Data items
....

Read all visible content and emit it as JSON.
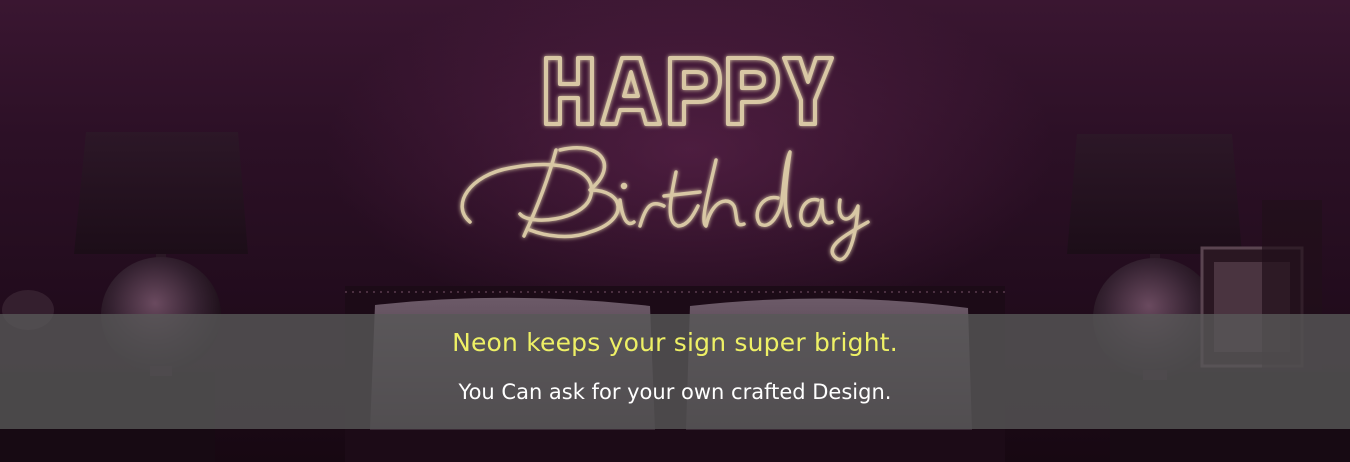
{
  "banner": {
    "neon_sign": {
      "line1": "HAPPY",
      "line2": "Birthday"
    },
    "headline": "Neon keeps your sign super bright.",
    "subline": "You Can ask for your own crafted Design."
  },
  "colors": {
    "wall": "#2c1026",
    "neon": "#d8c7a4",
    "headline": "#eef065",
    "subline": "#ffffff",
    "caption_band": "#585858"
  }
}
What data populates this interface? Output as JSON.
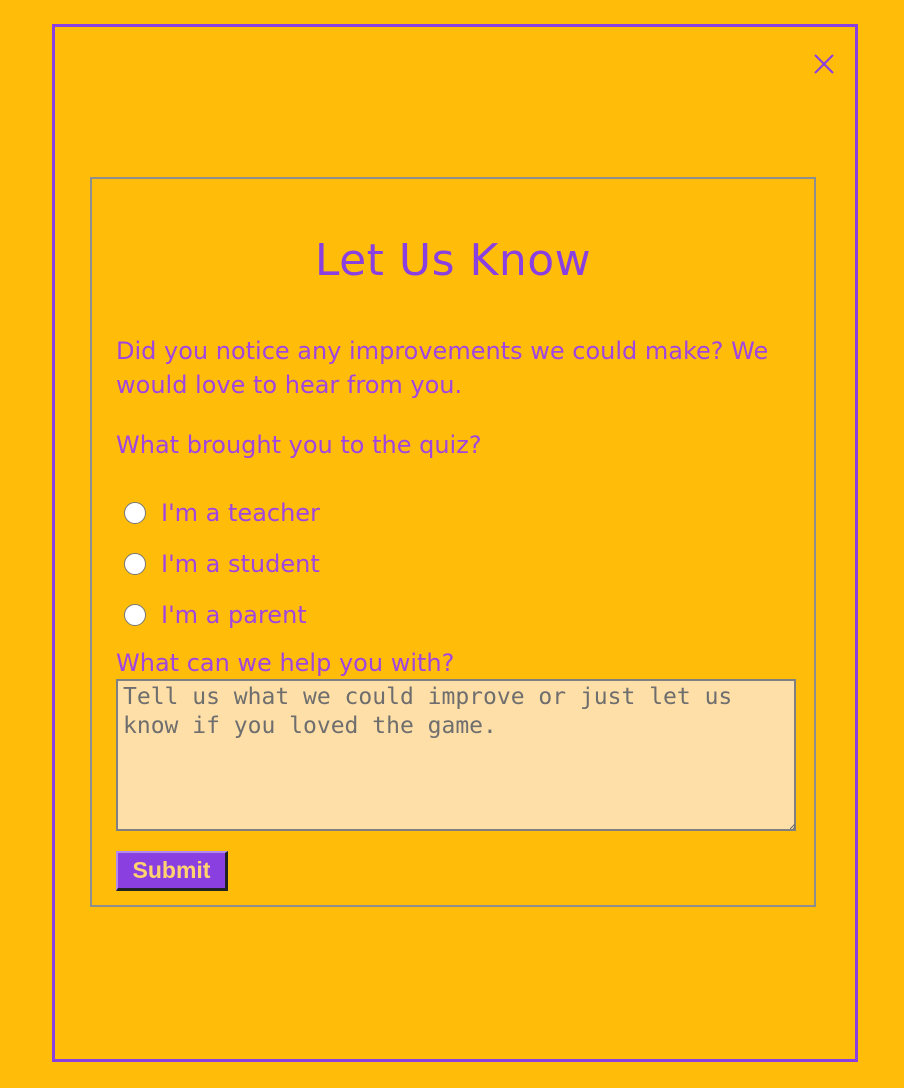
{
  "modal": {
    "close_icon": "close-icon"
  },
  "form": {
    "title": "Let Us Know",
    "intro": "Did you notice any improvements we could make? We would love to hear from you.",
    "question": "What brought you to the quiz?",
    "options": [
      {
        "label": "I'm a teacher",
        "selected": false
      },
      {
        "label": "I'm a student",
        "selected": false
      },
      {
        "label": "I'm a parent",
        "selected": false
      }
    ],
    "help_label": "What can we help you with?",
    "textarea_placeholder": "Tell us what we could improve or just let us know if you loved the game.",
    "textarea_value": "",
    "submit_label": "Submit"
  },
  "colors": {
    "background": "#FFBD0A",
    "accent": "#8A3FE0",
    "text": "#A045E0",
    "textarea_bg": "#FFDFA8"
  }
}
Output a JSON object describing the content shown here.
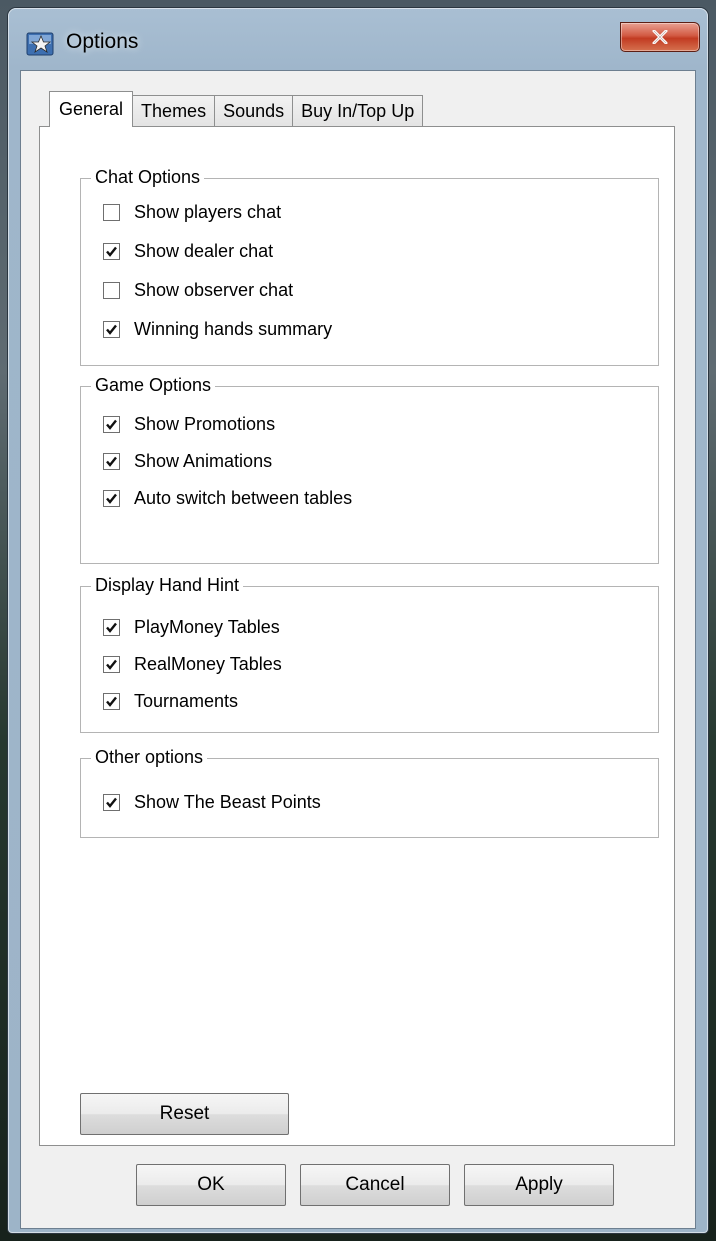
{
  "window": {
    "title": "Options",
    "close_icon": "close-icon",
    "app_icon": "star-app-icon"
  },
  "tabs": [
    {
      "label": "General",
      "active": true
    },
    {
      "label": "Themes",
      "active": false
    },
    {
      "label": "Sounds",
      "active": false
    },
    {
      "label": "Buy In/Top Up",
      "active": false
    }
  ],
  "groups": [
    {
      "legend": "Chat Options",
      "items": [
        {
          "label": "Show players chat",
          "checked": false
        },
        {
          "label": "Show dealer chat",
          "checked": true
        },
        {
          "label": "Show observer chat",
          "checked": false
        },
        {
          "label": "Winning hands summary",
          "checked": true
        }
      ]
    },
    {
      "legend": "Game Options",
      "items": [
        {
          "label": "Show Promotions",
          "checked": true
        },
        {
          "label": "Show Animations",
          "checked": true
        },
        {
          "label": "Auto switch between tables",
          "checked": true
        }
      ]
    },
    {
      "legend": "Display Hand Hint",
      "items": [
        {
          "label": "PlayMoney Tables",
          "checked": true
        },
        {
          "label": "RealMoney Tables",
          "checked": true
        },
        {
          "label": "Tournaments",
          "checked": true
        }
      ]
    },
    {
      "legend": "Other options",
      "items": [
        {
          "label": "Show The Beast Points",
          "checked": true
        }
      ]
    }
  ],
  "buttons": {
    "reset": "Reset",
    "ok": "OK",
    "cancel": "Cancel",
    "apply": "Apply"
  }
}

....

* **Directions for this task**: Write out the entries again, exactly as given, skipping any images.

* **Right answer**:
Read all visible content and emit it as JSON.
{
  "banner": {
    "neon_sign": {
      "line1": "HAPPY",
      "line2": "Birthday"
    },
    "headline": "Neon keeps your sign super bright.",
    "subline": "You Can ask for your own crafted Design."
  },
  "colors": {
    "wall": "#2c1026",
    "neon": "#d8c7a4",
    "headline": "#eef065",
    "subline": "#ffffff",
    "caption_band": "#585858"
  }
}
What data populates this interface? Output as JSON.
{
  "modal": {
    "close_icon": "close-icon"
  },
  "form": {
    "title": "Let Us Know",
    "intro": "Did you notice any improvements we could make? We would love to hear from you.",
    "question": "What brought you to the quiz?",
    "options": [
      {
        "label": "I'm a teacher",
        "selected": false
      },
      {
        "label": "I'm a student",
        "selected": false
      },
      {
        "label": "I'm a parent",
        "selected": false
      }
    ],
    "help_label": "What can we help you with?",
    "textarea_placeholder": "Tell us what we could improve or just let us know if you loved the game.",
    "textarea_value": "",
    "submit_label": "Submit"
  },
  "colors": {
    "background": "#FFBD0A",
    "accent": "#8A3FE0",
    "text": "#A045E0",
    "textarea_bg": "#FFDFA8"
  }
}
Output a JSON object describing the content shown here.
{
  "window": {
    "title": "Options",
    "close_icon": "close-icon",
    "app_icon": "star-app-icon"
  },
  "tabs": [
    {
      "label": "General",
      "active": true
    },
    {
      "label": "Themes",
      "active": false
    },
    {
      "label": "Sounds",
      "active": false
    },
    {
      "label": "Buy In/Top Up",
      "active": false
    }
  ],
  "groups": [
    {
      "legend": "Chat Options",
      "items": [
        {
          "label": "Show players chat",
          "checked": false
        },
        {
          "label": "Show dealer chat",
          "checked": true
        },
        {
          "label": "Show observer chat",
          "checked": false
        },
        {
          "label": "Winning hands summary",
          "checked": true
        }
      ]
    },
    {
      "legend": "Game Options",
      "items": [
        {
          "label": "Show Promotions",
          "checked": true
        },
        {
          "label": "Show Animations",
          "checked": true
        },
        {
          "label": "Auto switch between tables",
          "checked": true
        }
      ]
    },
    {
      "legend": "Display Hand Hint",
      "items": [
        {
          "label": "PlayMoney Tables",
          "checked": true
        },
        {
          "label": "RealMoney Tables",
          "checked": true
        },
        {
          "label": "Tournaments",
          "checked": true
        }
      ]
    },
    {
      "legend": "Other options",
      "items": [
        {
          "label": "Show The Beast Points",
          "checked": true
        }
      ]
    }
  ],
  "buttons": {
    "reset": "Reset",
    "ok": "OK",
    "cancel": "Cancel",
    "apply": "Apply"
  }
}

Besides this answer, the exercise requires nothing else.